**Work to complete:**
List each line holding the string "tytułu".

Collection entries:
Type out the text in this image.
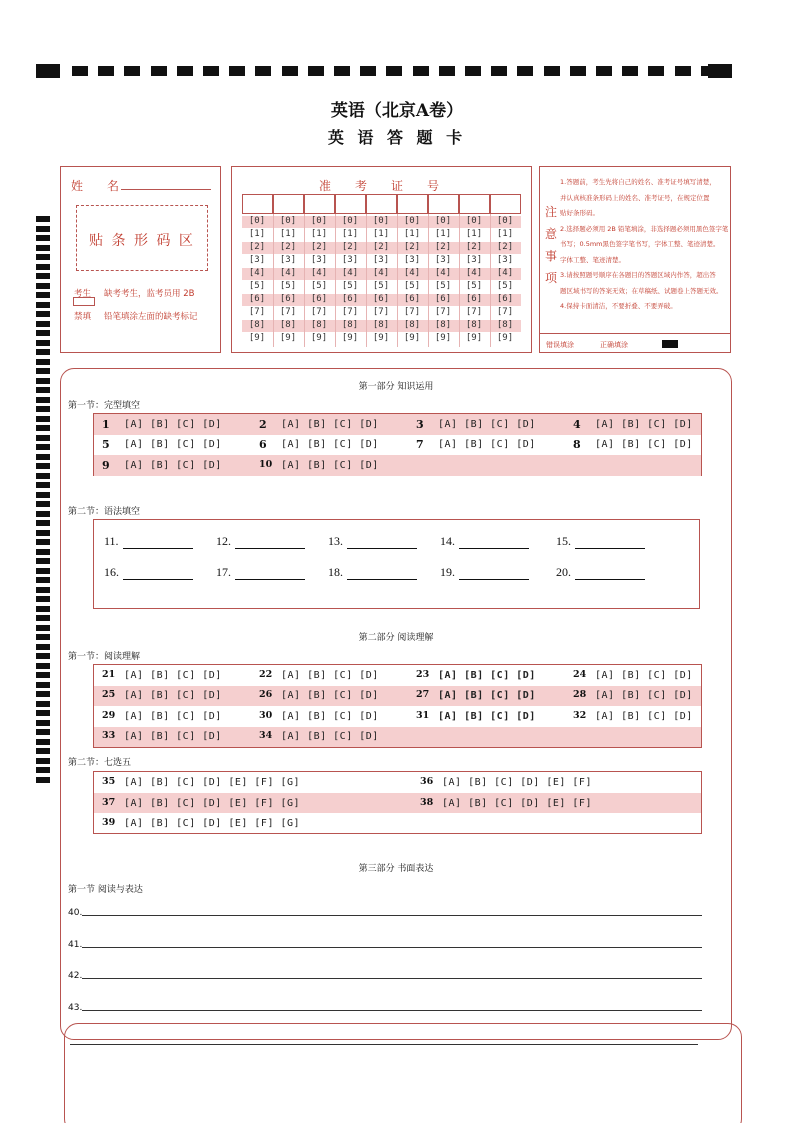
英语（北京A卷）
英 语 答 题 卡
姓　　名
贴 条 形 码 区
考生
禁填
缺考考生，监考员用 2B
铅笔填涂左面的缺考标记
准　考　证　号
[0]	[0]	[0]	[0]	[0]	[0]	[0]	[0]	[0]
[1]	[1]	[1]	[1]	[1]	[1]	[1]	[1]	[1]
[2]	[2]	[2]	[2]	[2]	[2]	[2]	[2]	[2]
[3]	[3]	[3]	[3]	[3]	[3]	[3]	[3]	[3]
[4]	[4]	[4]	[4]	[4]	[4]	[4]	[4]	[4]
[5]	[5]	[5]	[5]	[5]	[5]	[5]	[5]	[5]
[6]	[6]	[6]	[6]	[6]	[6]	[6]	[6]	[6]
[7]	[7]	[7]	[7]	[7]	[7]	[7]	[7]	[7]
[8]	[8]	[8]	[8]	[8]	[8]	[8]	[8]	[8]
[9]	[9]	[9]	[9]	[9]	[9]	[9]	[9]	[9]
注
意
事
项
1.答题前，考生先将自己的姓名、准考证号填写清楚，
并认真核准条形码上的姓名、准考证号，在规定位置
贴好条形码。
2.选择题必须用 2B 铅笔填涂，非选择题必须用黑色签字笔
书写；0.5mm黑色签字笔书写，字体工整、笔迹清楚。
字体工整、笔迹清楚。
3.请按照题号顺序在各题目的答题区域内作答，超出答
题区域书写的答案无效；在草稿纸、试题卷上答题无效。
4.保持卡面清洁，不要折叠、不要弄破。
错误填涂	正确填涂
第一部分 知识运用
第一节：完型填空
1 [A] [B] [C] [D]	2 [A] [B] [C] [D]	3 [A] [B] [C] [D]	4 [A] [B] [C] [D]
5 [A] [B] [C] [D]	6 [A] [B] [C] [D]	7 [A] [B] [C] [D]	8 [A] [B] [C] [D]
9 [A] [B] [C] [D]	10 [A] [B] [C] [D]
第二节：语法填空
11.	12.	13.	14.	15.
16.	17.	18.	19.	20.
第二部分 阅读理解
第一节：阅读理解
21 [A] [B] [C] [D]	22 [A] [B] [C] [D]	23 [A] [B] [C] [D]	24 [A] [B] [C] [D]
25 [A] [B] [C] [D]	26 [A] [B] [C] [D]	27 [A] [B] [C] [D]	28 [A] [B] [C] [D]
29 [A] [B] [C] [D]	30 [A] [B] [C] [D]	31 [A] [B] [C] [D]	32 [A] [B] [C] [D]
33 [A] [B] [C] [D]	34 [A] [B] [C] [D]
第二节：七选五
35 [A] [B] [C] [D] [E] [F] [G]	36 [A] [B] [C] [D] [E] [F]
37 [A] [B] [C] [D] [E] [F] [G]	38 [A] [B] [C] [D] [E] [F]
39 [A] [B] [C] [D] [E] [F] [G]
第三部分 书面表达
第一节 阅读与表达
40.
41.
42.
43.
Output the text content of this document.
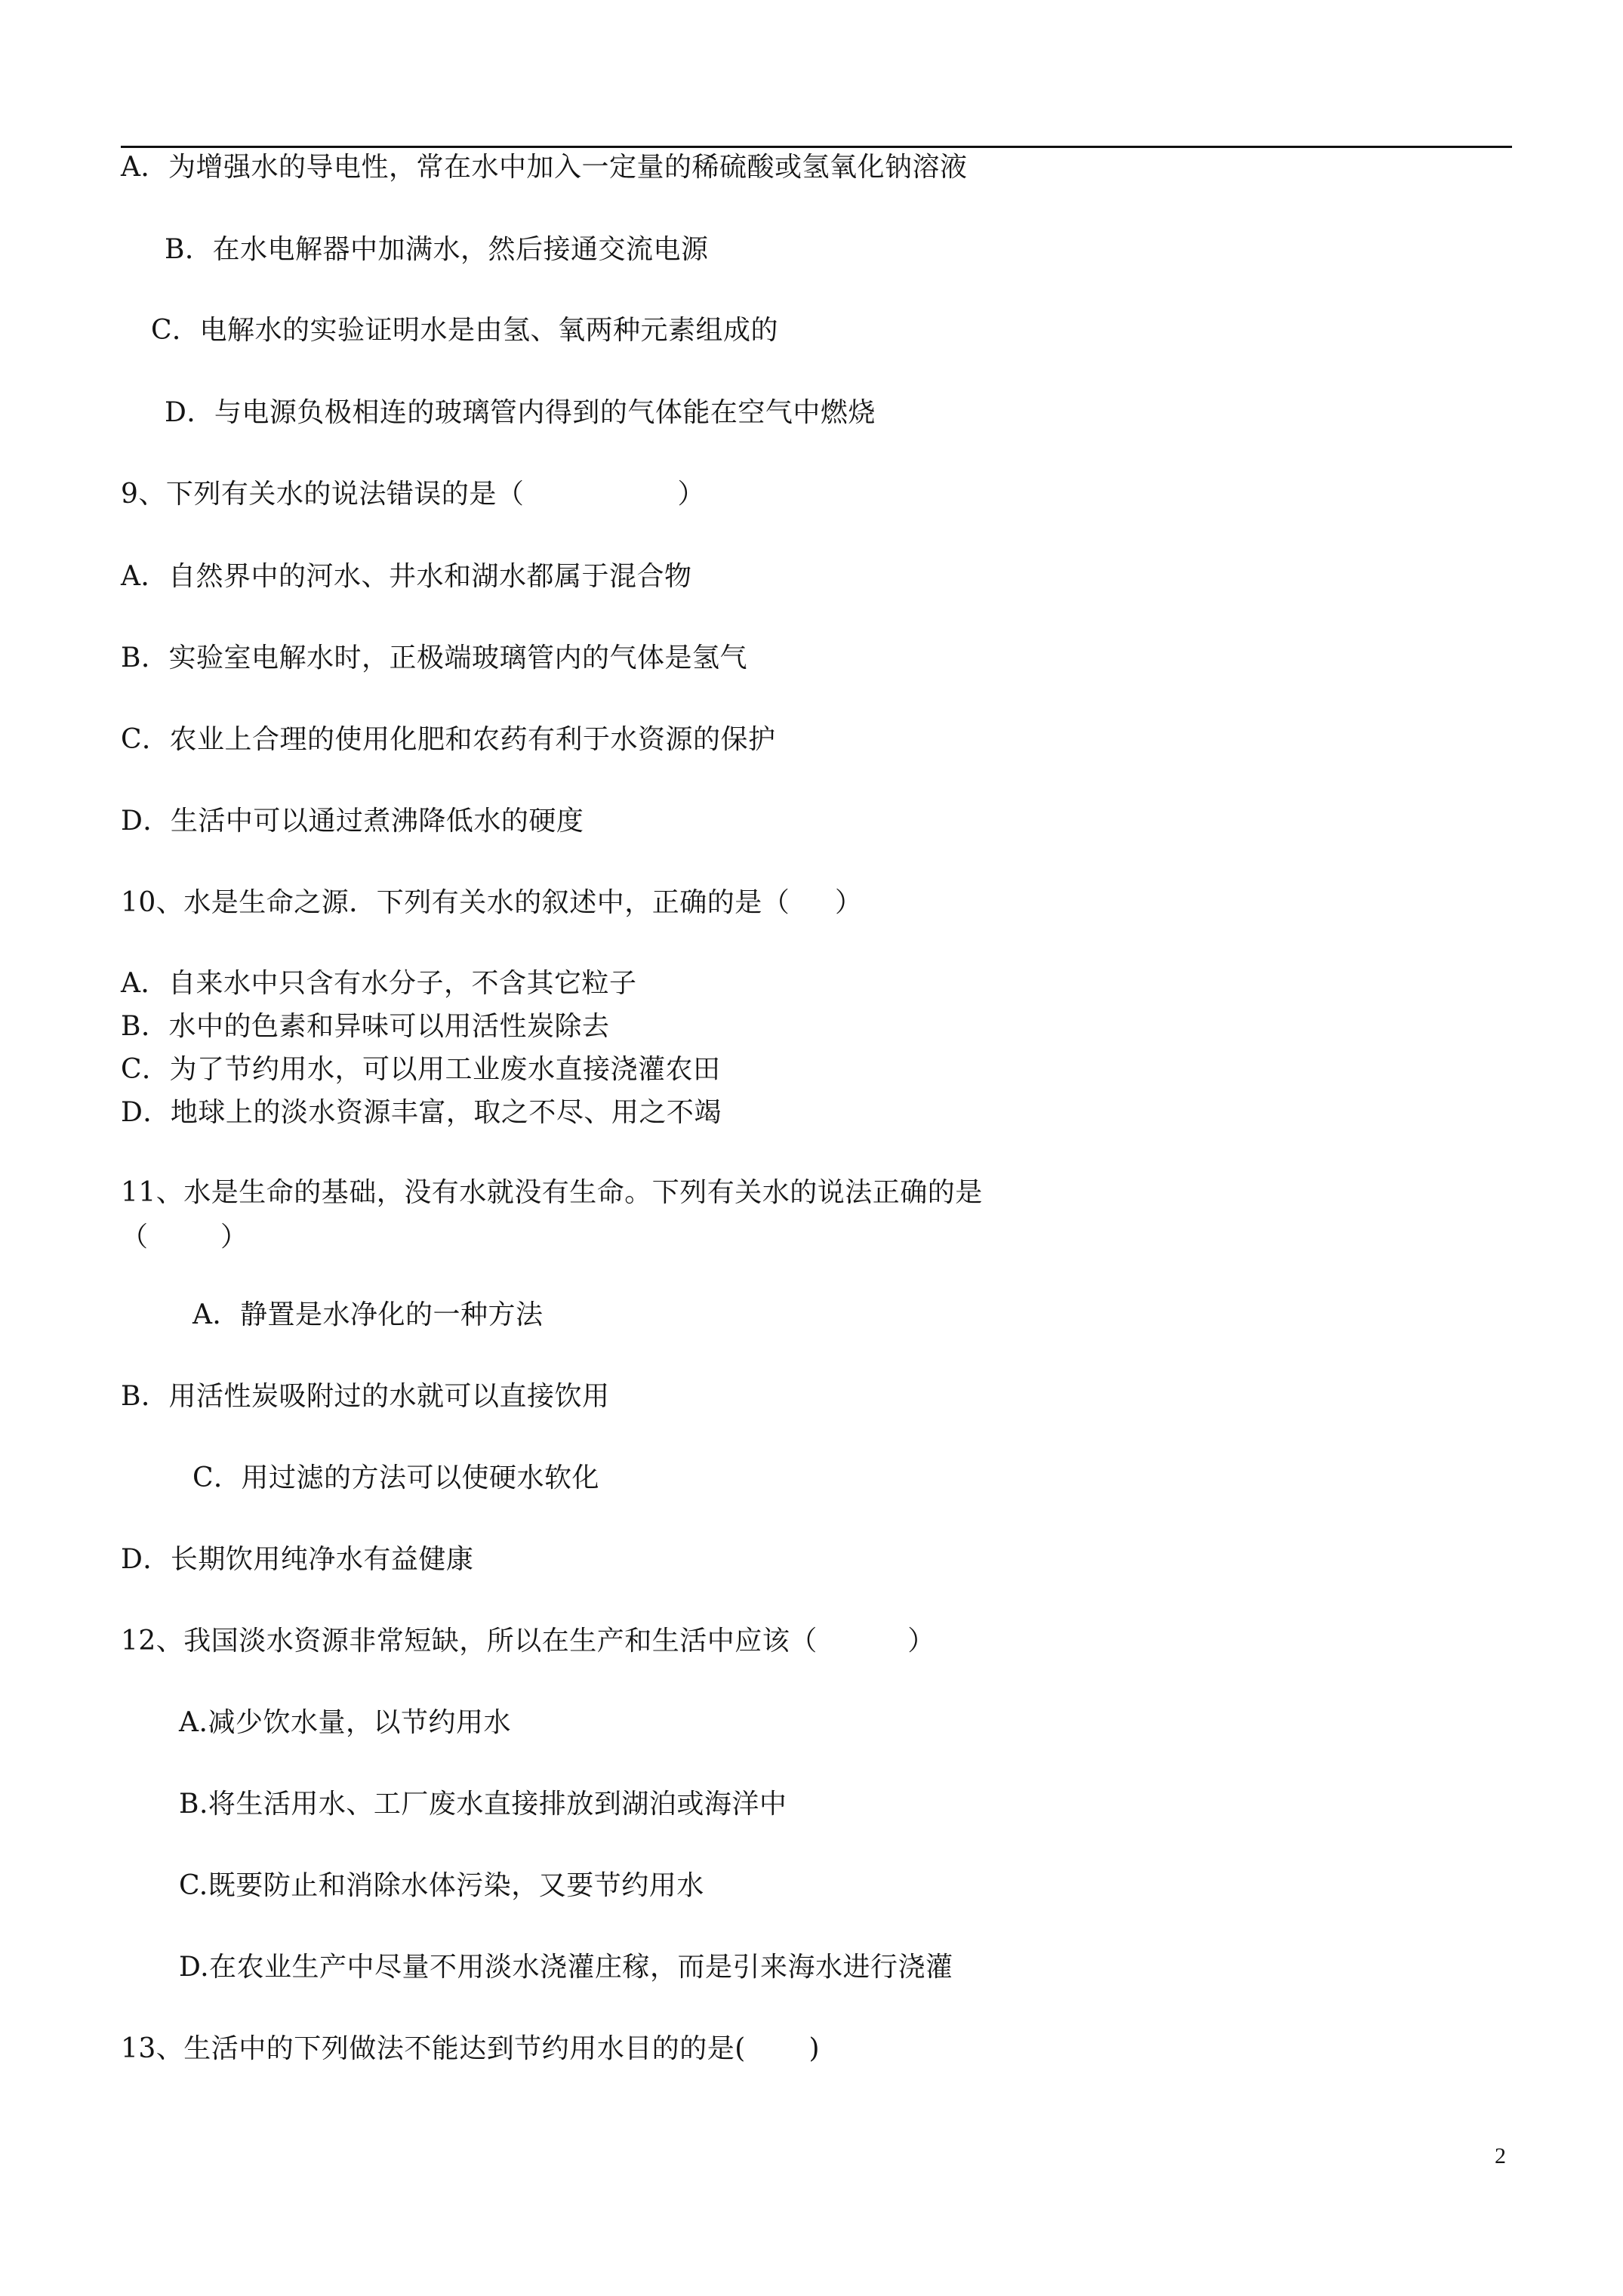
A．为增强水的导电性，常在水中加入一定量的稀硫酸或氢氧化钠溶液
B．在水电解器中加满水，然后接通交流电源
C．电解水的实验证明水是由氢、氧两种元素组成的
D．与电源负极相连的玻璃管内得到的气体能在空气中燃烧
9、下列有关水的说法错误的是（                 ）
A．自然界中的河水、井水和湖水都属于混合物
B．实验室电解水时，正极端玻璃管内的气体是氢气
C．农业上合理的使用化肥和农药有利于水资源的保护
D．生活中可以通过煮沸降低水的硬度
10、水是生命之源．下列有关水的叙述中，正确的是（     ）
A．自来水中只含有水分子，不含其它粒子
B．水中的色素和异味可以用活性炭除去
C．为了节约用水，可以用工业废水直接浇灌农田
D．地球上的淡水资源丰富，取之不尽、用之不竭
11、水是生命的基础，没有水就没有生命。下列有关水的说法正确的是
（        ）
A．静置是水净化的一种方法
B．用活性炭吸附过的水就可以直接饮用
C．用过滤的方法可以使硬水软化
D．长期饮用纯净水有益健康
12、我国淡水资源非常短缺，所以在生产和生活中应该（          ）
A.减少饮水量，以节约用水
B.将生活用水、工厂废水直接排放到湖泊或海洋中
C.既要防止和消除水体污染，又要节约用水
D.在农业生产中尽量不用淡水浇灌庄稼，而是引来海水进行浇灌
13、生活中的下列做法不能达到节约用水目的的是(       )
2
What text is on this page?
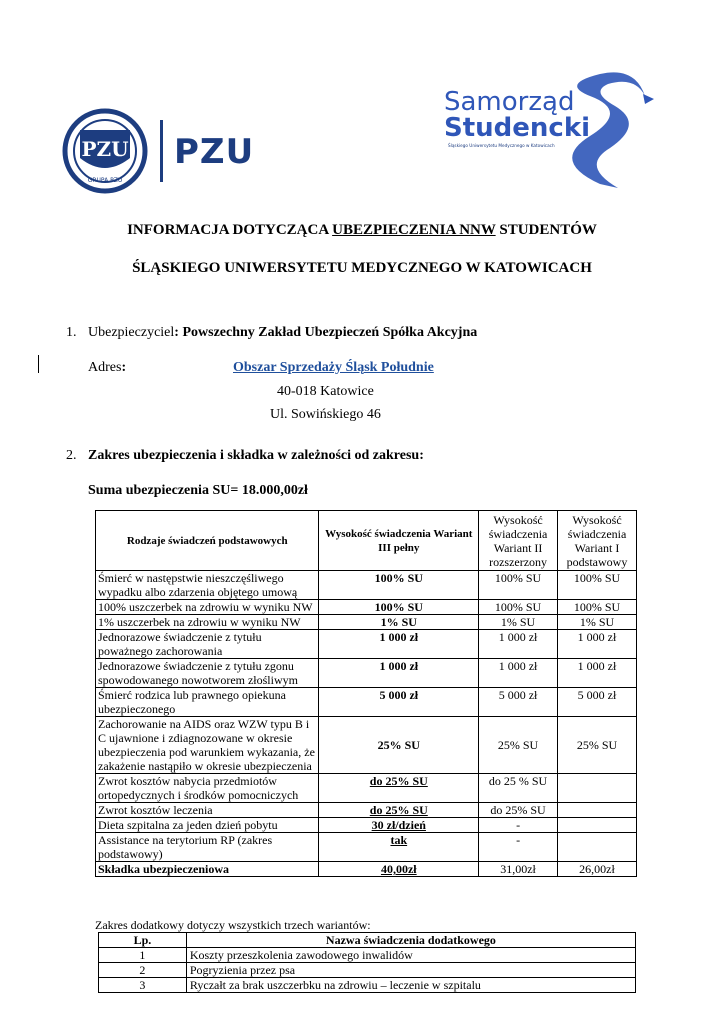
PZU
GRUPA PZU
PZU
Samorząd
Studencki
Śląskiego Uniwersytetu Medycznego w Katowicach
INFORMACJA DOTYCZĄCA UBEZPIECZENIA NNW STUDENTÓW
ŚLĄSKIEGO UNIWERSYTETU MEDYCZNEGO W KATOWICACH
1. Ubezpieczyciel: Powszechny Zakład Ubezpieczeń Spółka Akcyjna
Adres:	Obszar Sprzedaży Śląsk Południe
40-018 Katowice
Ul. Sowińskiego 46
2. Zakres ubezpieczenia i składka w zależności od zakresu:
Suma ubezpieczenia SU= 18.000,00zł
Rodzaje świadczeń podstawowych	Wysokość świadczenia Wariant III pełny	Wysokość świadczenia Wariant II rozszerzony	Wysokość świadczenia Wariant I podstawowy
Śmierć w następstwie nieszczęśliwego wypadku albo zdarzenia objętego umową	100% SU	100% SU	100% SU
100% uszczerbek na zdrowiu w wyniku NW	100% SU	100% SU	100% SU
1% uszczerbek na zdrowiu w wyniku NW	1% SU	1% SU	1% SU
Jednorazowe świadczenie z tytułu poważnego zachorowania	1 000 zł	1 000 zł	1 000 zł
Jednorazowe świadczenie z tytułu zgonu spowodowanego nowotworem złośliwym	1 000 zł	1 000 zł	1 000 zł
Śmierć rodzica lub prawnego opiekuna ubezpieczonego	5 000 zł	5 000 zł	5 000 zł
Zachorowanie na AIDS oraz WZW typu B i C ujawnione i zdiagnozowane w okresie ubezpieczenia pod warunkiem wykazania, że zakażenie nastąpiło w okresie ubezpieczenia	25% SU	25% SU	25% SU
Zwrot kosztów nabycia przedmiotów ortopedycznych i środków pomocniczych	do 25% SU	do 25 % SU	
Zwrot kosztów leczenia	do 25% SU	do 25% SU	
Dieta szpitalna za jeden dzień pobytu	30 zł/dzień	-	
Assistance na terytorium RP (zakres podstawowy)	tak	-	
Składka ubezpieczeniowa	40,00zł	31,00zł	26,00zł
Zakres dodatkowy dotyczy wszystkich trzech wariantów:
Lp.	Nazwa świadczenia dodatkowego
1	Koszty przeszkolenia zawodowego inwalidów
2	Pogryzienia przez psa
3	Ryczałt za brak uszczerbku na zdrowiu – leczenie w szpitalu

**Solution to this exercise:**
Jednorazowe świadczenie z tytułu poważnego zachorowania	1 000 zł	1 000 zł	1 000 zł
Jednorazowe świadczenie z tytułu zgonu spowodowanego nowotworem złośliwym	1 000 zł	1 000 zł	1 000 zł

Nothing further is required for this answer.